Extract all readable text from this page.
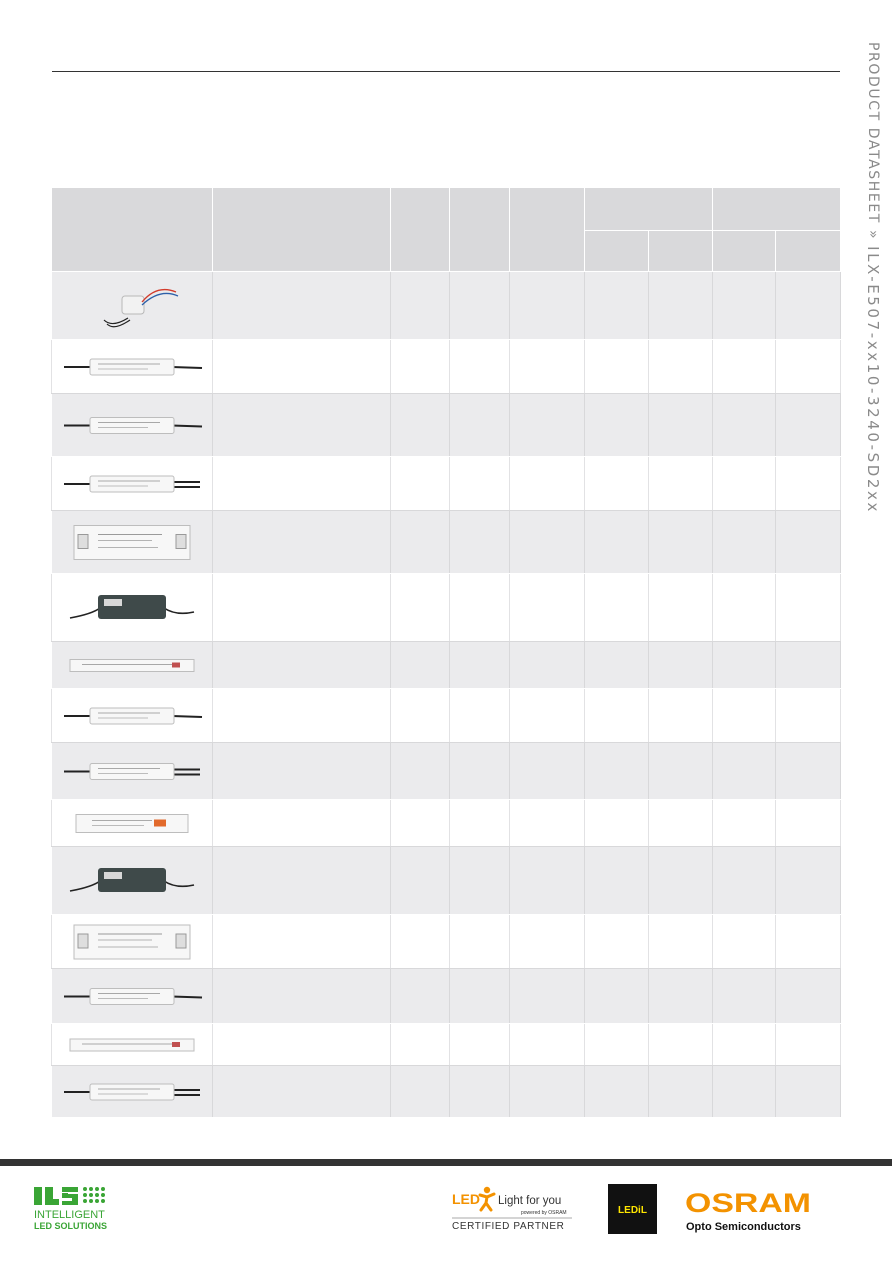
PRODUCT DATASHEET»ILX-E507-xx10-3240-SD2xx

INTELLIGENT
LED SOLUTIONS
LED Light for you
powered by OSRAM
CERTIFIED PARTNER
LEDiL OSRAM
Opto Semiconductors
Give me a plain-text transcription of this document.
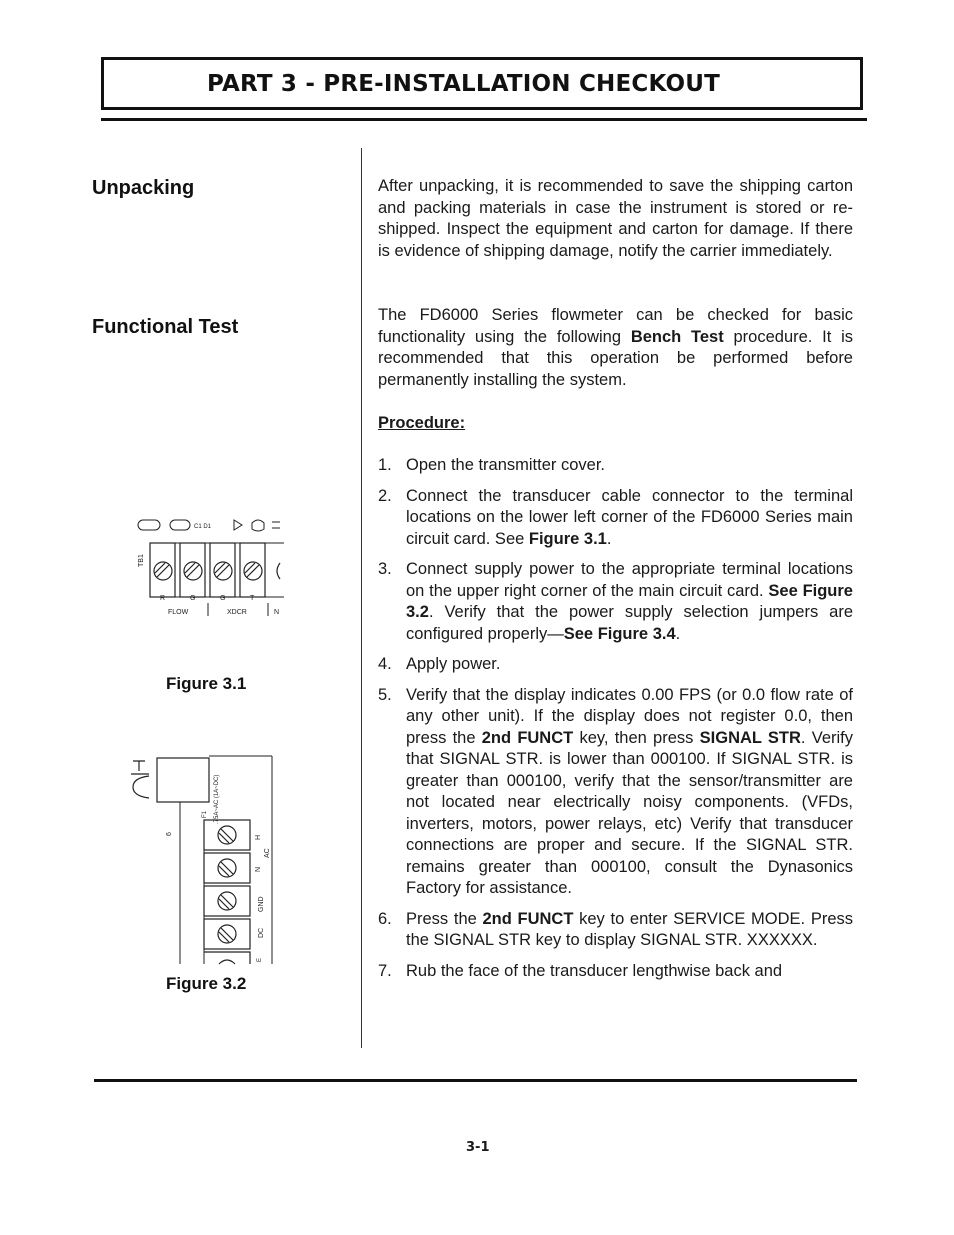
PART 3 - PRE-INSTALLATION CHECKOUT
Unpacking
Functional Test
C1 D1
TB1
R	G	G	T
FLOW	XDCR	N
Figure 3.1
.75A~AC (1A~DC)
F1
6
H
AC
N
GND
DC
E
Figure 3.2

After unpacking, it is recommended to save the shipping carton and packing materials in case the instrument is stored or re-shipped. Inspect the equipment and carton for damage. If there is evidence of shipping damage, notify the carrier immediately.

The FD6000 Series flowmeter can be checked for basic functionality using the following Bench Test procedure. It is recommended that this operation be performed before permanently installing the system.

Procedure:
1. Open the transmitter cover.
2. Connect the transducer cable connector to the terminal locations on the lower left corner of the FD6000 Series main circuit card. See Figure 3.1.
3. Connect supply power to the appropriate terminal locations on the upper right corner of the main circuit card. See Figure 3.2. Verify that the power supply selection jumpers are configured properly—See Figure 3.4.
4. Apply power.
5. Verify that the display indicates 0.00 FPS (or 0.0 flow rate of any other unit). If the display does not register 0.0, then press the 2nd FUNCT key, then press SIGNAL STR. Verify that SIGNAL STR. is lower than 000100. If SIGNAL STR. is greater than 000100, verify that the sensor/transmitter are not located near electrically noisy components. (VFDs, inverters, motors, power relays, etc) Verify that transducer connections are proper and secure. If the SIGNAL STR. remains greater than 000100, consult the Dynasonics Factory for assistance.
6. Press the 2nd FUNCT key to enter SERVICE MODE. Press the SIGNAL STR key to display SIGNAL STR. XXXXXX.
7. Rub the face of the transducer lengthwise back and
3-1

▶ [PROBLEM TO WORK ON] Output the entries above exactly. Drop the pictures.

▶ [TASK SOLUTION]
Extract all readable text from this page.
PRODUCT DATASHEET»ILX-E507-xx10-3240-SD2xx

INTELLIGENT
LED SOLUTIONS
LED Light for you
powered by OSRAM
CERTIFIED PARTNER
LEDiL OSRAM
Opto Semiconductors
Give me a plain-text transcription of this document.
PART 3 - PRE-INSTALLATION CHECKOUT
Unpacking
Functional Test
C1 D1
TB1
R	G	G	T
FLOW	XDCR	N
Figure 3.1
.75A~AC (1A~DC)
F1
6
H
AC
N
GND
DC
E
Figure 3.2

After unpacking, it is recommended to save the shipping carton and packing materials in case the instrument is stored or re-shipped. Inspect the equipment and carton for damage. If there is evidence of shipping damage, notify the carrier immediately.

The FD6000 Series flowmeter can be checked for basic functionality using the following Bench Test procedure. It is recommended that this operation be performed before permanently installing the system.

Procedure:
1. Open the transmitter cover.
2. Connect the transducer cable connector to the terminal locations on the lower left corner of the FD6000 Series main circuit card. See Figure 3.1.
3. Connect supply power to the appropriate terminal locations on the upper right corner of the main circuit card. See Figure 3.2. Verify that the power supply selection jumpers are configured properly—See Figure 3.4.
4. Apply power.
5. Verify that the display indicates 0.00 FPS (or 0.0 flow rate of any other unit). If the display does not register 0.0, then press the 2nd FUNCT key, then press SIGNAL STR. Verify that SIGNAL STR. is lower than 000100. If SIGNAL STR. is greater than 000100, verify that the sensor/transmitter are not located near electrically noisy components. (VFDs, inverters, motors, power relays, etc) Verify that transducer connections are proper and secure. If the SIGNAL STR. remains greater than 000100, consult the Dynasonics Factory for assistance.
6. Press the 2nd FUNCT key to enter SERVICE MODE. Press the SIGNAL STR key to display SIGNAL STR. XXXXXX.
7. Rub the face of the transducer lengthwise back and
3-1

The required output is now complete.